**Directive 1**:
In the rod repair thread, how many guides from the top, counting the tip, did the rod snap?

**Page**:
━━━━━━━━━━━━━━━━

# Rod repair



## RhubarbTheYeti (Oct 28, 2013)

OK, so I snapped my 2-piece graphite rod today about in the middle of the top section  
Is a repair possible?
Should I even bother to try as as far as graphite rods go its a relative cheapy (Shimano Starlo Classix soft plastic)


----------



## Couta101 (May 22, 2009)

Mate it's a starlo stick. Chuck it in the bin! Or as Jon said see if you can get a replacement, but I think it may cost you as much as a new stick.


----------



## akajimmy (Feb 5, 2014)

RhubarbTheYeti said:


> OK, so I snapped my 2-piece graphite rod today about in the middle of the top section
> Is a repair possible?
> Should I even bother to try as as far as graphite rods go its a relative cheapy (Shimano Starlo Classix soft plastic)


 all depends how from the top how many guides down if you understandcan send me a pic of it 
i am a custom fishing rod builder (dolphin cove custom rods face book


----------



## RhubarbTheYeti (Oct 28, 2013)

akajimmy said:


> RhubarbTheYeti said:
> 
> 
> > OK, so I snapped my 2-piece graphite rod today about in the middle of the top section
> ...


Thanks Jimmy,
It snapped exactly half way along top section - 4 guides from top (incl. tip) and 3 guides up from mid-point of rod, an area that takes heaps of pressure when fighting a bream.
As I said, its a relative cheapy so not worth spending a lot to repair and I have now bought a replacement


----------

━━━━━━━━━━━━━━━━

**A block of data**:
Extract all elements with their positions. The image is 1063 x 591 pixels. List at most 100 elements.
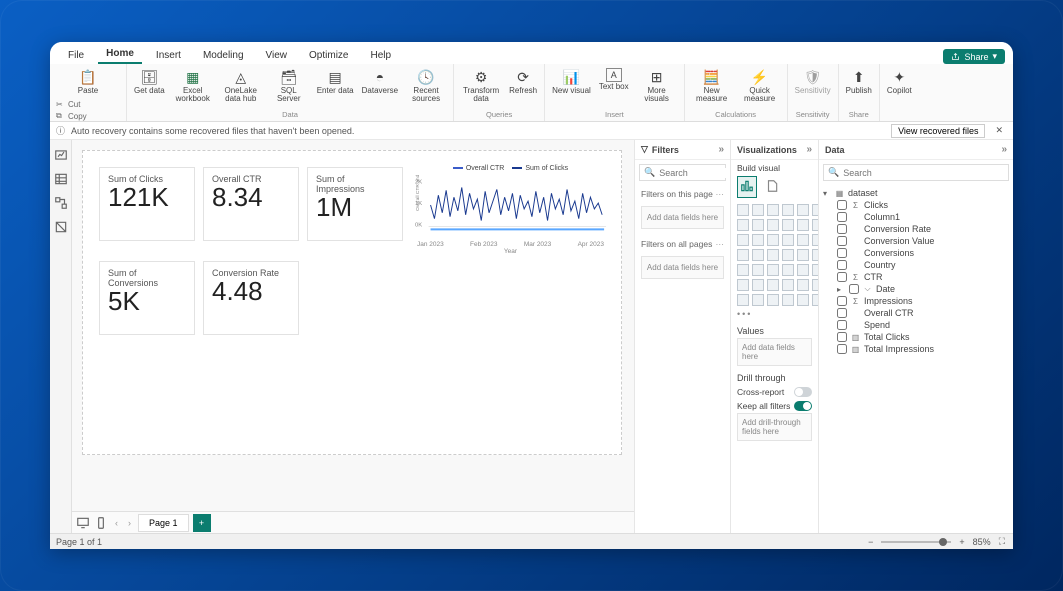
menu-tab-insert[interactable]: Insert — [148, 46, 189, 64]
more-options-icon[interactable]: ⋯ — [716, 239, 725, 250]
field-checkbox[interactable] — [837, 224, 847, 234]
field-checkbox[interactable] — [837, 236, 847, 246]
zoom-out-button[interactable]: − — [866, 537, 875, 547]
share-button[interactable]: Share ▾ — [943, 49, 1005, 64]
data-search-input[interactable] — [843, 168, 1004, 178]
viz-type-icon[interactable] — [752, 264, 764, 276]
viz-type-icon[interactable] — [797, 204, 809, 216]
viz-type-icon[interactable] — [767, 249, 779, 261]
next-page-button[interactable]: › — [125, 518, 134, 528]
viz-type-icon[interactable] — [767, 234, 779, 246]
report-canvas[interactable]: Sum of Clicks 121K Overall CTR 8.34 Sum … — [72, 140, 634, 511]
field-row[interactable]: Country — [823, 259, 1009, 271]
menu-tab-optimize[interactable]: Optimize — [301, 46, 356, 64]
add-page-button[interactable]: + — [193, 514, 211, 532]
field-row[interactable]: Column1 — [823, 211, 1009, 223]
refresh-button[interactable]: ⟳Refresh — [506, 66, 540, 110]
viz-type-icon[interactable] — [752, 204, 764, 216]
field-checkbox[interactable] — [837, 248, 847, 258]
menu-tab-file[interactable]: File — [60, 46, 92, 64]
more-visuals-button[interactable]: ⊞More visuals — [634, 66, 680, 110]
viz-type-icon[interactable] — [782, 234, 794, 246]
viz-type-icon[interactable] — [767, 204, 779, 216]
collapse-viz-button[interactable]: » — [806, 144, 812, 155]
viz-type-icon[interactable] — [797, 279, 809, 291]
drillthrough-dropzone[interactable]: Add drill-through fields here — [737, 413, 812, 441]
card-overall-ctr[interactable]: Overall CTR 8.34 — [203, 167, 299, 241]
filters-all-dropzone[interactable]: Add data fields here — [641, 256, 724, 279]
field-row[interactable]: ΣClicks — [823, 199, 1009, 211]
field-checkbox[interactable] — [837, 344, 847, 354]
viz-type-icon[interactable] — [752, 279, 764, 291]
line-chart-visual[interactable]: Overall CTR Sum of Clicks 2K 1K 0K Overa… — [413, 163, 608, 251]
card-sum-conversions[interactable]: Sum of Conversions 5K — [99, 261, 195, 335]
field-row[interactable]: ΣCTR — [823, 271, 1009, 283]
viz-type-icon[interactable] — [752, 234, 764, 246]
zoom-in-button[interactable]: + — [957, 537, 966, 547]
viz-type-icon[interactable] — [737, 249, 749, 261]
excel-workbook-button[interactable]: ▦Excel workbook — [170, 66, 216, 110]
viz-type-icon[interactable] — [782, 219, 794, 231]
fit-to-page-button[interactable]: ⛶ — [997, 536, 1007, 547]
text-box-button[interactable]: AText box — [596, 66, 632, 110]
enter-data-button[interactable]: ▤Enter data — [314, 66, 357, 110]
table-view-icon[interactable] — [54, 172, 68, 186]
menu-tab-view[interactable]: View — [258, 46, 296, 64]
model-view-icon[interactable] — [54, 196, 68, 210]
more-options-icon[interactable]: ⋯ — [716, 189, 725, 200]
prev-page-button[interactable]: ‹ — [112, 518, 121, 528]
field-checkbox[interactable] — [837, 308, 847, 318]
field-checkbox[interactable] — [837, 320, 847, 330]
get-data-button[interactable]: 🗄Get data — [131, 66, 168, 110]
desktop-layout-icon[interactable] — [76, 516, 90, 530]
field-checkbox[interactable] — [837, 212, 847, 222]
field-row[interactable]: Spend — [823, 319, 1009, 331]
sql-server-button[interactable]: 🗃SQL Server — [266, 66, 312, 110]
viz-type-icon[interactable] — [737, 219, 749, 231]
viz-type-icon[interactable] — [797, 294, 809, 306]
field-row[interactable]: Conversion Rate — [823, 223, 1009, 235]
viz-type-icon[interactable] — [752, 294, 764, 306]
viz-type-icon[interactable] — [737, 234, 749, 246]
menu-tab-home[interactable]: Home — [98, 44, 142, 64]
dataverse-button[interactable]: ◓Dataverse — [359, 66, 401, 110]
cut-button[interactable]: ✂Cut — [56, 99, 120, 109]
viz-type-icon[interactable] — [737, 204, 749, 216]
menu-tab-modeling[interactable]: Modeling — [195, 46, 252, 64]
viz-type-icon[interactable] — [797, 249, 809, 261]
field-row[interactable]: ▥Total Clicks — [823, 331, 1009, 343]
field-checkbox[interactable] — [837, 272, 847, 282]
field-row[interactable]: Conversion Value — [823, 235, 1009, 247]
publish-button[interactable]: ⬆Publish — [843, 66, 875, 110]
viz-type-icon[interactable] — [782, 264, 794, 276]
viz-type-icon[interactable] — [797, 264, 809, 276]
field-checkbox[interactable] — [837, 260, 847, 270]
copilot-button[interactable]: ✦Copilot — [884, 66, 915, 119]
filters-page-dropzone[interactable]: Add data fields here — [641, 206, 724, 229]
new-measure-button[interactable]: 🧮New measure — [689, 66, 735, 110]
viz-type-icon[interactable] — [737, 279, 749, 291]
report-view-icon[interactable] — [54, 148, 68, 162]
field-row[interactable]: Conversions — [823, 247, 1009, 259]
viz-type-icon[interactable] — [767, 294, 779, 306]
field-row[interactable]: ▸⌵Date — [823, 283, 1009, 295]
data-search[interactable]: 🔍 — [823, 164, 1009, 181]
quick-measure-button[interactable]: ⚡Quick measure — [737, 66, 783, 110]
viz-type-icon[interactable] — [797, 234, 809, 246]
menu-tab-help[interactable]: Help — [362, 46, 399, 64]
paste-button[interactable]: 📋 Paste — [54, 66, 122, 97]
field-row[interactable]: ▥Total Impressions — [823, 343, 1009, 355]
zoom-slider[interactable] — [881, 541, 951, 543]
mobile-layout-icon[interactable] — [94, 516, 108, 530]
viz-type-icon[interactable] — [737, 294, 749, 306]
field-checkbox[interactable] — [837, 332, 847, 342]
card-sum-clicks[interactable]: Sum of Clicks 121K — [99, 167, 195, 241]
field-checkbox[interactable] — [849, 284, 859, 294]
sensitivity-button[interactable]: 🛡Sensitivity — [792, 66, 834, 110]
field-row[interactable]: Overall CTR — [823, 307, 1009, 319]
field-checkbox[interactable] — [837, 200, 847, 210]
cross-report-toggle[interactable] — [794, 387, 812, 397]
viz-type-icon[interactable] — [782, 249, 794, 261]
more-viz-button[interactable]: ••• — [731, 309, 818, 323]
transform-data-button[interactable]: ⚙Transform data — [458, 66, 504, 110]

━━━━━━━━━━━━━━━━

**Directive 2**:
Retype the entries in the block of data, beginning at the line that contains "menu-tab-insert[interactable]: Insert —" and stopping after the line that contains "card-sum-conversions[interactable]: Sum of".

**Exercise response 1**:
Four guides from the top, including the tip.

**Exercise response 2**:
menu-tab-insert[interactable]: Insert — [148, 46, 189, 64]
more-options-icon[interactable]: ⋯ — [716, 239, 725, 250]
field-checkbox[interactable] — [837, 224, 847, 234]
field-checkbox[interactable] — [837, 236, 847, 246]
zoom-out-button[interactable]: − — [866, 537, 875, 547]
share-button[interactable]: Share ▾ — [943, 49, 1005, 64]
data-search-input[interactable] — [843, 168, 1004, 178]
viz-type-icon[interactable] — [752, 264, 764, 276]
viz-type-icon[interactable] — [797, 204, 809, 216]
viz-type-icon[interactable] — [767, 249, 779, 261]
next-page-button[interactable]: › — [125, 518, 134, 528]
viz-type-icon[interactable] — [767, 234, 779, 246]
report-canvas[interactable]: Sum of Clicks 121K Overall CTR 8.34 Sum … — [72, 140, 634, 511]
field-row[interactable]: Country — [823, 259, 1009, 271]
menu-tab-optimize[interactable]: Optimize — [301, 46, 356, 64]
add-page-button[interactable]: + — [193, 514, 211, 532]
field-row[interactable]: Column1 — [823, 211, 1009, 223]
refresh-button[interactable]: ⟳Refresh — [506, 66, 540, 110]
viz-type-icon[interactable] — [752, 204, 764, 216]
field-checkbox[interactable] — [837, 248, 847, 258]
menu-tab-file[interactable]: File — [60, 46, 92, 64]
more-visuals-button[interactable]: ⊞More visuals — [634, 66, 680, 110]
viz-type-icon[interactable] — [782, 234, 794, 246]
viz-type-icon[interactable] — [767, 204, 779, 216]
collapse-viz-button[interactable]: » — [806, 144, 812, 155]
viz-type-icon[interactable] — [797, 279, 809, 291]
drillthrough-dropzone[interactable]: Add drill-through fields here — [737, 413, 812, 441]
card-overall-ctr[interactable]: Overall CTR 8.34 — [203, 167, 299, 241]
filters-all-dropzone[interactable]: Add data fields here — [641, 256, 724, 279]
field-row[interactable]: ΣClicks — [823, 199, 1009, 211]
field-checkbox[interactable] — [837, 344, 847, 354]
viz-type-icon[interactable] — [752, 279, 764, 291]
line-chart-visual[interactable]: Overall CTR Sum of Clicks 2K 1K 0K Overa… — [413, 163, 608, 251]
card-sum-conversions[interactable]: Sum of Conversions 5K — [99, 261, 195, 335]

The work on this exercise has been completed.